#### THE TASK
Filter this material down to the lines that hold "JSON", copying each one.

#### EXTRACTED DATA
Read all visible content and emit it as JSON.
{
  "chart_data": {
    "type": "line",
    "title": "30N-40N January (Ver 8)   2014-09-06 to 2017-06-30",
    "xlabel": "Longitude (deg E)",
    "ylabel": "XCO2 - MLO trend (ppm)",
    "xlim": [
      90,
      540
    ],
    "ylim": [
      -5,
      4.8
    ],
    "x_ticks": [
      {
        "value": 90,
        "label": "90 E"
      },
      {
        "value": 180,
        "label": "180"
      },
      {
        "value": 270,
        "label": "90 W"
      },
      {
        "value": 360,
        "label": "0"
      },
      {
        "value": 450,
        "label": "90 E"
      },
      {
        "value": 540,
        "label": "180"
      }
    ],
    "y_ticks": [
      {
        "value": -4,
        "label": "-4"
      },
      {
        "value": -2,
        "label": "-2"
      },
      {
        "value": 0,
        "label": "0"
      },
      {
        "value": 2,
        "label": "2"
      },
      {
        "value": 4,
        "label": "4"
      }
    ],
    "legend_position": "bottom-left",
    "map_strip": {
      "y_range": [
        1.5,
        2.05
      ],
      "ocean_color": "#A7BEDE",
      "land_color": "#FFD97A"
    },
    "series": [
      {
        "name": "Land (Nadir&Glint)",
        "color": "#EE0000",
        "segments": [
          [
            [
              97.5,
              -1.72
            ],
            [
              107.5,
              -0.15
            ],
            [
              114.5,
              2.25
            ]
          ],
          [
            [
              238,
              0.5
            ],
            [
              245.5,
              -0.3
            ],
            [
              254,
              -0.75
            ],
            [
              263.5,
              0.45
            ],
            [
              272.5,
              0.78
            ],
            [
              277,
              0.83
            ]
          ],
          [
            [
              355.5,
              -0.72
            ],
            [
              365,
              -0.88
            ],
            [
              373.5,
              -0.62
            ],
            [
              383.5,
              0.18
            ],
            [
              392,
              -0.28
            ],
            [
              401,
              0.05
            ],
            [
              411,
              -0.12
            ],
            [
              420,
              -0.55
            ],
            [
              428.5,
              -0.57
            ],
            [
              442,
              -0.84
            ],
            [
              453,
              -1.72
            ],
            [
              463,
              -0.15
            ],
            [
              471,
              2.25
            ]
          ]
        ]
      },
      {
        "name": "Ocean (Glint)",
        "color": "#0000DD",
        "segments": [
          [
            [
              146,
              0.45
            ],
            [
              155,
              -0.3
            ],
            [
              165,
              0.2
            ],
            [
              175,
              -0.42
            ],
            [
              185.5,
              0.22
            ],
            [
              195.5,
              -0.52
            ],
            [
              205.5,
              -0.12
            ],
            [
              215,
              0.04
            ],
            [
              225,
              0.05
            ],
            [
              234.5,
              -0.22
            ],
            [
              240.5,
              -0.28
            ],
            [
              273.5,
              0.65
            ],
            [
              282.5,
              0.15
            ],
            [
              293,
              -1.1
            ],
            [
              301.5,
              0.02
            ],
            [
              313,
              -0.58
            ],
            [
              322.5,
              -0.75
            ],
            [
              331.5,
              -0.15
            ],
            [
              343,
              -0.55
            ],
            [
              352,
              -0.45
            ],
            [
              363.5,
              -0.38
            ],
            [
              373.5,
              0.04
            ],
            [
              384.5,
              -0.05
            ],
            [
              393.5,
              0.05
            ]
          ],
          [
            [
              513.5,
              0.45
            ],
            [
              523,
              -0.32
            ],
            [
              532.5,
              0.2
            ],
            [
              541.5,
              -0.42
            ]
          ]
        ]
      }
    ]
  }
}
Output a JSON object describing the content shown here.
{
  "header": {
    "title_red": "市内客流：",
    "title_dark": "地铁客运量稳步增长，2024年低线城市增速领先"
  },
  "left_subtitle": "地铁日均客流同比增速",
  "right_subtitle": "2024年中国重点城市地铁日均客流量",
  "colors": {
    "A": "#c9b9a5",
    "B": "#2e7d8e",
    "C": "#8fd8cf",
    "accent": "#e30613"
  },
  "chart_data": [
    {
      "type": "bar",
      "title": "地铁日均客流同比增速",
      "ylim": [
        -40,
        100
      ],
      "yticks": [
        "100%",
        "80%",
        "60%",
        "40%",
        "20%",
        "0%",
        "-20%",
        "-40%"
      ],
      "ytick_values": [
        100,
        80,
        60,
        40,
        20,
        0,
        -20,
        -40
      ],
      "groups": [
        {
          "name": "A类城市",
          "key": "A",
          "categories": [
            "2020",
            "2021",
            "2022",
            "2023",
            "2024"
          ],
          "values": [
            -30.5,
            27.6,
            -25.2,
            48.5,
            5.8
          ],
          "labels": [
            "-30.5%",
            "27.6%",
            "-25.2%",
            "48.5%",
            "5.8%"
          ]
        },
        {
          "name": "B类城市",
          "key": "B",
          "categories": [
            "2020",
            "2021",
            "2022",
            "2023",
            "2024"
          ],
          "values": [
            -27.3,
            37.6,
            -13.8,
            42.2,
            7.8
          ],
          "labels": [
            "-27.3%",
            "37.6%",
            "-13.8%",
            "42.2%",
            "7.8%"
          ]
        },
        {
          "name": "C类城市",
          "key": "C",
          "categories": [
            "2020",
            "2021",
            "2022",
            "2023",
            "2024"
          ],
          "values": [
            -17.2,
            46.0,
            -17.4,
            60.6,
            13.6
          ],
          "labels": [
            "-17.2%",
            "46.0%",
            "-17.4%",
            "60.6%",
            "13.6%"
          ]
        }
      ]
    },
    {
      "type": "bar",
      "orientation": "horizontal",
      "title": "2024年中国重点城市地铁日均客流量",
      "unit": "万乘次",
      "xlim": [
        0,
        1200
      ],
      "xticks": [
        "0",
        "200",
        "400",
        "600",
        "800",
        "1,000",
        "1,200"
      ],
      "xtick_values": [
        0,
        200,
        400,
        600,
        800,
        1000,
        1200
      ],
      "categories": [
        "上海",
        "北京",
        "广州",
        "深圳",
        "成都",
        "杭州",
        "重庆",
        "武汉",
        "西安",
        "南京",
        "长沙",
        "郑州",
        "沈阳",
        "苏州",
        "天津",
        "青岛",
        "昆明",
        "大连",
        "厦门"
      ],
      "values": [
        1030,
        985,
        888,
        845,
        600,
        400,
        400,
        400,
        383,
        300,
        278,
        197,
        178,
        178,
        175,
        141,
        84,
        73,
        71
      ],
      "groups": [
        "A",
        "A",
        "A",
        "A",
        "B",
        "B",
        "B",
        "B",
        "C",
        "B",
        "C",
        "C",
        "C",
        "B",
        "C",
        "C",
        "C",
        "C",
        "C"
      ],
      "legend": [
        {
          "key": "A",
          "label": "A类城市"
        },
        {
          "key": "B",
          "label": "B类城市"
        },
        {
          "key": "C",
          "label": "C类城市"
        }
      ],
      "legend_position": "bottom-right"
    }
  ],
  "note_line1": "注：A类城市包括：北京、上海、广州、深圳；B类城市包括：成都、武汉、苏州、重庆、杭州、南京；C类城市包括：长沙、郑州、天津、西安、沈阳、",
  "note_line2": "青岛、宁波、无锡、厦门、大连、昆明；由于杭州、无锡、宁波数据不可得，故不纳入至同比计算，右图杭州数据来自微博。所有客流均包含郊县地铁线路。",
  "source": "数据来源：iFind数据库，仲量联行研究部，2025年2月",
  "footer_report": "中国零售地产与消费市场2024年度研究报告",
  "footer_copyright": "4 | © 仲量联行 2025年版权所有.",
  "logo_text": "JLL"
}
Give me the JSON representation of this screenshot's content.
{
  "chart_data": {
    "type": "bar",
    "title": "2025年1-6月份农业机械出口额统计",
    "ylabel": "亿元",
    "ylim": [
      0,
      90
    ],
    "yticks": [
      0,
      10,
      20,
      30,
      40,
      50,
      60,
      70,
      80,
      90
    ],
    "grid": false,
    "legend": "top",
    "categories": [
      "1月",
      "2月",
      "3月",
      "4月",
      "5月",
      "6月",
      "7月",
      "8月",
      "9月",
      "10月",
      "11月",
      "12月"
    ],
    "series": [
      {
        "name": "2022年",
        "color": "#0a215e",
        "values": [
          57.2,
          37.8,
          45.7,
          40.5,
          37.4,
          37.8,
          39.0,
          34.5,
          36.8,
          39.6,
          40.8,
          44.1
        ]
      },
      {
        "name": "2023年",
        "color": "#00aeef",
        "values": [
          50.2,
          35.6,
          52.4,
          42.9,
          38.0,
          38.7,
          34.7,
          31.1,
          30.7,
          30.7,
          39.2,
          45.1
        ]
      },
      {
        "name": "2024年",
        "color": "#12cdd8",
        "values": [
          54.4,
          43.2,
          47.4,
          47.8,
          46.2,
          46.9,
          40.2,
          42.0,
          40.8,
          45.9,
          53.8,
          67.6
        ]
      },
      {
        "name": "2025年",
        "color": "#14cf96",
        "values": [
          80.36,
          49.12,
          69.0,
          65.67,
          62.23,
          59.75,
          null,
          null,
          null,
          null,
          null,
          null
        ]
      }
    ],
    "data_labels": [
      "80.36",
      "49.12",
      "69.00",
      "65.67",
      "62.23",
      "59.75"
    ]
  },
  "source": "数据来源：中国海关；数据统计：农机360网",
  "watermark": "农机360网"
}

#### EXERCISE SOLUTION
Read all visible content and emit it as JSON.
Output a JSON object describing the content shown here.
Give me the JSON representation of this screenshot's content.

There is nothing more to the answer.